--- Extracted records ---
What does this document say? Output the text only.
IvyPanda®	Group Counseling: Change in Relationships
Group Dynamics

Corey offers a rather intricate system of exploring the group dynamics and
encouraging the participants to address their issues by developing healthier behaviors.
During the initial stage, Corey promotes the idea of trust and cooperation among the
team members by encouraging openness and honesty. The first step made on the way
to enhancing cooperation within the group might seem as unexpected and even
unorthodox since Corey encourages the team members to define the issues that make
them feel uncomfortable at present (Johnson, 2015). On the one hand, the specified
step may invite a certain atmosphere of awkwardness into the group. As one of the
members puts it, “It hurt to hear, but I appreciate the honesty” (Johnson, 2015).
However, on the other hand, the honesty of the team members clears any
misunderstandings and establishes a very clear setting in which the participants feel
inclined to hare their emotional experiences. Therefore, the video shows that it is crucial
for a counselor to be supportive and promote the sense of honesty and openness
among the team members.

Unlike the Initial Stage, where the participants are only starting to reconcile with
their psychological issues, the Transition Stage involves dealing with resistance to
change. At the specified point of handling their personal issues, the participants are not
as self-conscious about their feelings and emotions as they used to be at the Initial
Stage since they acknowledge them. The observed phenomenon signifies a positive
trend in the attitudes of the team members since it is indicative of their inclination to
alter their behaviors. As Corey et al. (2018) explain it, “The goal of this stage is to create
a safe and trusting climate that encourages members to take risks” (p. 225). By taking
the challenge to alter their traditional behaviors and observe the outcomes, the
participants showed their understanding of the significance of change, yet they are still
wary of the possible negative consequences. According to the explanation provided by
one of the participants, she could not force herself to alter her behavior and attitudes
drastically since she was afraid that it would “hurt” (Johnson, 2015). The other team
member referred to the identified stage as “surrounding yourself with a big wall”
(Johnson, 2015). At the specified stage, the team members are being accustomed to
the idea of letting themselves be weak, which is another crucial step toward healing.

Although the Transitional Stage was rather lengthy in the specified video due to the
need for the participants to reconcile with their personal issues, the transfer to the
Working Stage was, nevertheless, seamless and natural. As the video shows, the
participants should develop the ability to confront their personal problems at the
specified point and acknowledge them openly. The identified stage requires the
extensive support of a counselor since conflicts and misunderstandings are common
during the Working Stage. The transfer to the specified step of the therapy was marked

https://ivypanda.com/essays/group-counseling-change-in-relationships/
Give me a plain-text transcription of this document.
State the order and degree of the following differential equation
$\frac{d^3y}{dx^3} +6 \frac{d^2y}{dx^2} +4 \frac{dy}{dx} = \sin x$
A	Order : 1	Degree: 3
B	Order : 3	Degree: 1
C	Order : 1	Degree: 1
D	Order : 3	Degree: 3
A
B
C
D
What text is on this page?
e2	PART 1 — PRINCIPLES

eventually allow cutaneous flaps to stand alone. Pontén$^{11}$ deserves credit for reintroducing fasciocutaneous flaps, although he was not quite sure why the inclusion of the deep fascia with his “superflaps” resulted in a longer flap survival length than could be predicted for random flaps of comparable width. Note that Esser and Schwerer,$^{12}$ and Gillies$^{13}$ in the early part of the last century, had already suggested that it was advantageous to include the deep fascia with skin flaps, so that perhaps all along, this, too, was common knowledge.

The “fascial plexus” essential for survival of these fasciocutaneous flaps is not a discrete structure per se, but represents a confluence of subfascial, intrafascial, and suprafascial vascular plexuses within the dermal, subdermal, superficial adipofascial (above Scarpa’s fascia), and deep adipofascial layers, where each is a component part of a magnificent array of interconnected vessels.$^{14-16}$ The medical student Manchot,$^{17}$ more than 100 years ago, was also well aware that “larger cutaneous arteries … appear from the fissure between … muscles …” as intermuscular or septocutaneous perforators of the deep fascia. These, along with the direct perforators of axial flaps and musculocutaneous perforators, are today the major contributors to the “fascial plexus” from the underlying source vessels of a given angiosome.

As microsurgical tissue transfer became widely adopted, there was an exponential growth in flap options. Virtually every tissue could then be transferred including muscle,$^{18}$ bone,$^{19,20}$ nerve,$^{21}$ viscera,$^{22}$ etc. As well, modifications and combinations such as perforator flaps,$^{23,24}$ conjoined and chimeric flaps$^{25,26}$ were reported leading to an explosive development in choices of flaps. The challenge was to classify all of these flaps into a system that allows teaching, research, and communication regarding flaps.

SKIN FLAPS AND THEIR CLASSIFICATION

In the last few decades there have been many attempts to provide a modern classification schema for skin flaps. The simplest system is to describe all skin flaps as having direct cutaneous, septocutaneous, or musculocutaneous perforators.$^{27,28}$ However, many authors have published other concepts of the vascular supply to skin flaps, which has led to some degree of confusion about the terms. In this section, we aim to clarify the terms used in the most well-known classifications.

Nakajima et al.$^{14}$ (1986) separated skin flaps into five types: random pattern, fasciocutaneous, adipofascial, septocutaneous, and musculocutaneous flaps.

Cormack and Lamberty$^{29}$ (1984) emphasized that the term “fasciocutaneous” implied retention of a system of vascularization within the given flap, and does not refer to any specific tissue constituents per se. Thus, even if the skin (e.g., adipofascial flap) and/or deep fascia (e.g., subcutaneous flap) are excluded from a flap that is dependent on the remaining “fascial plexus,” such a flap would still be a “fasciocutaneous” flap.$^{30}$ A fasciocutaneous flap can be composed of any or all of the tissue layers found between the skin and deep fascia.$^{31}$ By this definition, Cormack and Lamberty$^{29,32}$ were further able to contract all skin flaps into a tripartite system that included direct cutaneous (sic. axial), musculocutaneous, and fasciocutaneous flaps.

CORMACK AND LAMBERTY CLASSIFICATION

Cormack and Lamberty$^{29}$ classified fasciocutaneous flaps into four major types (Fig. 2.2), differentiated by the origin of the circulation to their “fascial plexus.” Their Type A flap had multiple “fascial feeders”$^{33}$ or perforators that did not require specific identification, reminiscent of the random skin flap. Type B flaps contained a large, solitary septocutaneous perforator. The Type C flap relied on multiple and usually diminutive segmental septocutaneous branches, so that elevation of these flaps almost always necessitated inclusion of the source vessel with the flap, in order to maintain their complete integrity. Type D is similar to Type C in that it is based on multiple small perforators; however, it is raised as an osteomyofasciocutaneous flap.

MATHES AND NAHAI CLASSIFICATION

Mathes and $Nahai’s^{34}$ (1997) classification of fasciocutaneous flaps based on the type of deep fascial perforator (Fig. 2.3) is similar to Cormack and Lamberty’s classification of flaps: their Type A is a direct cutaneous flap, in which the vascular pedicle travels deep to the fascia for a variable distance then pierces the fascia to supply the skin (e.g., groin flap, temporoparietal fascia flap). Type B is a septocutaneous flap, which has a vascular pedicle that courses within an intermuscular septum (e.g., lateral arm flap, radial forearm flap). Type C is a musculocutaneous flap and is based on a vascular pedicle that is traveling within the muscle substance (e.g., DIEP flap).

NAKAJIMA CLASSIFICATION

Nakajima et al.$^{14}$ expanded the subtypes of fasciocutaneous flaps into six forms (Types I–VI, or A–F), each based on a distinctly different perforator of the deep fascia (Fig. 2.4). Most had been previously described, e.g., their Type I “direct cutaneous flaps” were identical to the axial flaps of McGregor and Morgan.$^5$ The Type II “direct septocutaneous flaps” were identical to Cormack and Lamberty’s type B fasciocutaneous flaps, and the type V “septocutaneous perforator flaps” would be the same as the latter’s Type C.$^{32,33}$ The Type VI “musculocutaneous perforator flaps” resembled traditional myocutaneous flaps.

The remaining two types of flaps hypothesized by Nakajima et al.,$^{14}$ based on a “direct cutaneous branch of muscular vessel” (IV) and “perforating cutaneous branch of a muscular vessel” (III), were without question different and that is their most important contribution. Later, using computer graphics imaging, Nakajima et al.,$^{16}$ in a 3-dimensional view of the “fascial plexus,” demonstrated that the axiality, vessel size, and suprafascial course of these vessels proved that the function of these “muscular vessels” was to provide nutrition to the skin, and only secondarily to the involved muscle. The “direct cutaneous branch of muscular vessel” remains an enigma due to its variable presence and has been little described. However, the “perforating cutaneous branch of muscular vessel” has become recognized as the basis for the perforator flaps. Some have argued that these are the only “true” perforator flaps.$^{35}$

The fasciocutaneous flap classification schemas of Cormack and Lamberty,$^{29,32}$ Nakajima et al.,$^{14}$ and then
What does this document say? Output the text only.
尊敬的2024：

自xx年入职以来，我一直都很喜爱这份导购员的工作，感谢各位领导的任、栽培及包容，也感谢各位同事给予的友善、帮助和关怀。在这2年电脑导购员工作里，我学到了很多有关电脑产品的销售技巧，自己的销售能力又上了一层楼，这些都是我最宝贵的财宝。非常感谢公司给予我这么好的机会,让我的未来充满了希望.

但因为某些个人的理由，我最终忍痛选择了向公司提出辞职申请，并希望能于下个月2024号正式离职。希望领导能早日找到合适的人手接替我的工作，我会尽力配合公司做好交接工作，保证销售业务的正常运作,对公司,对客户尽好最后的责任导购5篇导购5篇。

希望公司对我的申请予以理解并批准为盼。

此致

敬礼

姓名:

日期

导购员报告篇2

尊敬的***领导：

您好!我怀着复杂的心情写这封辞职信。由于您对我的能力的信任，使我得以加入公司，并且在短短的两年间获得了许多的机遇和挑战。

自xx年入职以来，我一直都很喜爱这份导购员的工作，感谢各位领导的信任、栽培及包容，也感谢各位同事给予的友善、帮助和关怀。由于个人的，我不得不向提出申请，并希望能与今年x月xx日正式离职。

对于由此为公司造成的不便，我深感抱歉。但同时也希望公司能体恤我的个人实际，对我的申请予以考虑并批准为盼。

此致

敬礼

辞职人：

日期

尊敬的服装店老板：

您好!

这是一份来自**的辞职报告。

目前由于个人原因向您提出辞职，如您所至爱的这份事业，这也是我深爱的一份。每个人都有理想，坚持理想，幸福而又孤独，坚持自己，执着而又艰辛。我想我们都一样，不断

--- TASK STATEMENT ---
Of the lines above, how many hold the string "reconcile"? Answer with only the number.

--- RESULT OF THE TASK ---
2